Short problem: Check each line for the string "Закупка", then give only how many lines have it.
[Begin Dataset excerpts]
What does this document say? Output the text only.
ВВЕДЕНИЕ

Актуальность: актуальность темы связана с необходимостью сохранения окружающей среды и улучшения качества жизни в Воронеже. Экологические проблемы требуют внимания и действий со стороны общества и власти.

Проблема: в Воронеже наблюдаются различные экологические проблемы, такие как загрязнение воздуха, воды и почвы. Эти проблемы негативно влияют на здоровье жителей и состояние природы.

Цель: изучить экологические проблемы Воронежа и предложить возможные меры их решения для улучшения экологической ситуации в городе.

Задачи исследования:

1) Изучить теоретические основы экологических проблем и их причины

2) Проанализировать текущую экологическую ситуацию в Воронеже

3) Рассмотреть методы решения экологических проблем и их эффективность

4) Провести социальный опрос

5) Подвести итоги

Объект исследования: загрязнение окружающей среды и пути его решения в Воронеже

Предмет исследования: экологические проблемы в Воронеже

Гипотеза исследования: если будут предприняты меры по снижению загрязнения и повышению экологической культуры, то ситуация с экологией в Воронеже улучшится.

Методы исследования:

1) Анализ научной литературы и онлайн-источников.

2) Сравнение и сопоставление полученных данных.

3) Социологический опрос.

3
[End Dataset excerpts]
[Begin Dataset excerpts]
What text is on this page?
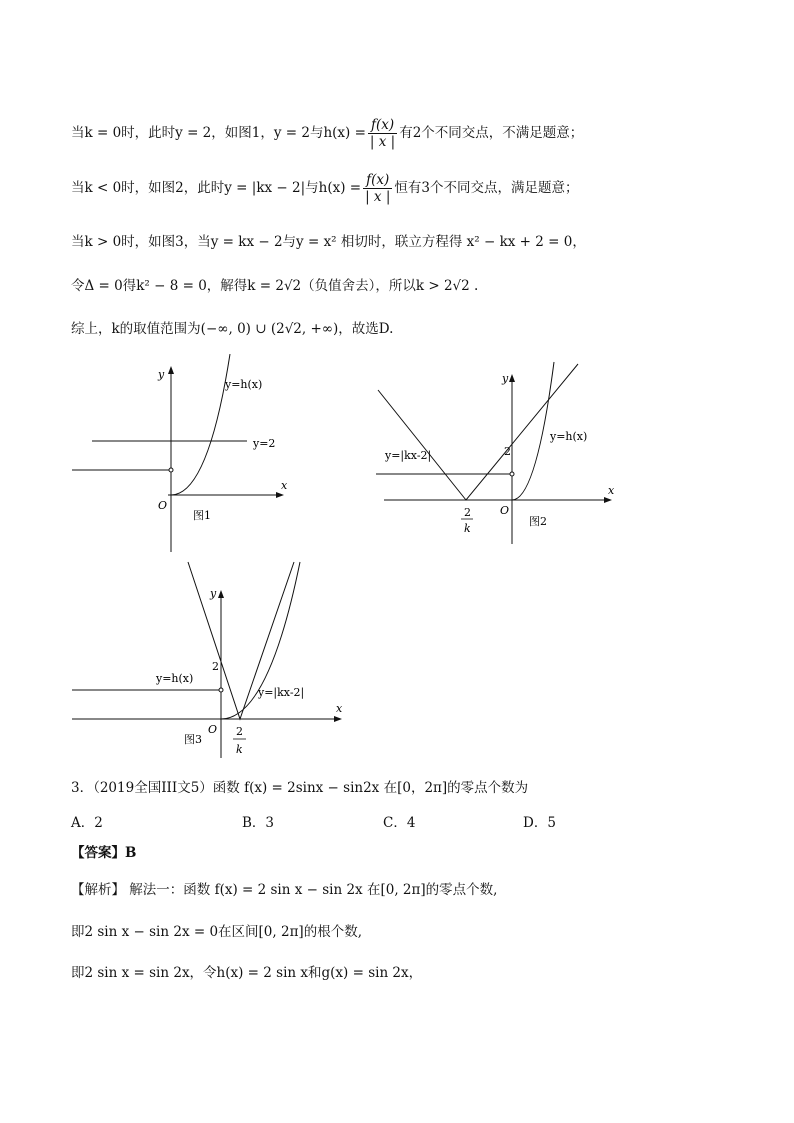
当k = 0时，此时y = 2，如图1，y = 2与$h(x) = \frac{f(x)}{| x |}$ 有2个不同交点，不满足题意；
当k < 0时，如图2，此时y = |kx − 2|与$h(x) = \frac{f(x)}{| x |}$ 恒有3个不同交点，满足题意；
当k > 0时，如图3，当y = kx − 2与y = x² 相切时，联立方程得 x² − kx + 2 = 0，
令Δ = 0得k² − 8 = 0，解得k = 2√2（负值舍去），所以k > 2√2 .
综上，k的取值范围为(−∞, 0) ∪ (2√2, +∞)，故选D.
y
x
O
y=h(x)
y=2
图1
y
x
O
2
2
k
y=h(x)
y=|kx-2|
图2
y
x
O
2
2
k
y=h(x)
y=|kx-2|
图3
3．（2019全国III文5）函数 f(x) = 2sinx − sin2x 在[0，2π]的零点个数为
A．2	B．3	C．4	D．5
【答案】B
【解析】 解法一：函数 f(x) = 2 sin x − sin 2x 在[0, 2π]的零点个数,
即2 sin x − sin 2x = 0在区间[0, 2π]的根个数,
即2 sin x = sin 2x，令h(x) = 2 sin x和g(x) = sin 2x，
[End Dataset excerpts]
[Begin Dataset excerpts]
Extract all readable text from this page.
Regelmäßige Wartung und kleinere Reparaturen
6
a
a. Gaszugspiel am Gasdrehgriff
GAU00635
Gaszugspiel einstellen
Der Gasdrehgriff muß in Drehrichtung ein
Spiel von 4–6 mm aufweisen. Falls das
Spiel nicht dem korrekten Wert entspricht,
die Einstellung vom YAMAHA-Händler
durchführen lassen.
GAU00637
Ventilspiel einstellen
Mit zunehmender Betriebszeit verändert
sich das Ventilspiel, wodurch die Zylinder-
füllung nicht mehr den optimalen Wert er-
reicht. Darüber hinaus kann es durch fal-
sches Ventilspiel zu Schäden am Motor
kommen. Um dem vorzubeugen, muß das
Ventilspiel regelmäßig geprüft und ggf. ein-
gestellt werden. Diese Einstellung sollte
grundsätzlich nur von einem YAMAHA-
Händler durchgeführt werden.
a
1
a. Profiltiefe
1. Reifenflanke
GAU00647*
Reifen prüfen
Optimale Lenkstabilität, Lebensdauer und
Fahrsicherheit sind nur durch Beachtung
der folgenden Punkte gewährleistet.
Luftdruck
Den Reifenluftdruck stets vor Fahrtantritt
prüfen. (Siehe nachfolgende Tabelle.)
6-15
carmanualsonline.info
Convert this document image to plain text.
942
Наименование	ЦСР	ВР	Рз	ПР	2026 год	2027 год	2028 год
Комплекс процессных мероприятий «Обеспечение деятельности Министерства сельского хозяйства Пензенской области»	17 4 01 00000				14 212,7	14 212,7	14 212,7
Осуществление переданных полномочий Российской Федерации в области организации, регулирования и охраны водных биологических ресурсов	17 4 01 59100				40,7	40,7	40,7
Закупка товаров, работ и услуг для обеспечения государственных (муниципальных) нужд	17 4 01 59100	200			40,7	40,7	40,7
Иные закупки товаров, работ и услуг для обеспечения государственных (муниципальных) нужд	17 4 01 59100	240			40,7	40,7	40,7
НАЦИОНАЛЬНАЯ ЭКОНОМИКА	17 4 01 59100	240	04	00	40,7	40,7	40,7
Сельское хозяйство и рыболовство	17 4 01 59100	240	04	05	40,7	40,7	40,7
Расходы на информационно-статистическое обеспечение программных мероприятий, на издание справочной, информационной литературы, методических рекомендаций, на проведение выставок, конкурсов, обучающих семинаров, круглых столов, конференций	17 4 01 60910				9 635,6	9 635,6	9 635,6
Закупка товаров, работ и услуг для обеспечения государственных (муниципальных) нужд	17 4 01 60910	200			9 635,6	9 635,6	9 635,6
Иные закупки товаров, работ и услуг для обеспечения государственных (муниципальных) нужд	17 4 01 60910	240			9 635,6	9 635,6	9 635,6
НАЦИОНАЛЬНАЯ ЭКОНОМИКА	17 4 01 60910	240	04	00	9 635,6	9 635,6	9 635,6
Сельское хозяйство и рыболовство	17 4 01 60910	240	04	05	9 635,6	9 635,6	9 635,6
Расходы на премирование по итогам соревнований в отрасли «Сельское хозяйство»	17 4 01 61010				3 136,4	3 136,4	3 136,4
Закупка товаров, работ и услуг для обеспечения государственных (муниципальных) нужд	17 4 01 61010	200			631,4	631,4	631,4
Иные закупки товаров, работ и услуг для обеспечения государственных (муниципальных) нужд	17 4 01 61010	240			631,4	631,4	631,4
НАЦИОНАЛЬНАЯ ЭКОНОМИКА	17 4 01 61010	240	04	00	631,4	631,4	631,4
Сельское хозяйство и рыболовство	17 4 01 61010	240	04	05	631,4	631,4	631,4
[End Dataset excerpts]
Written response: 3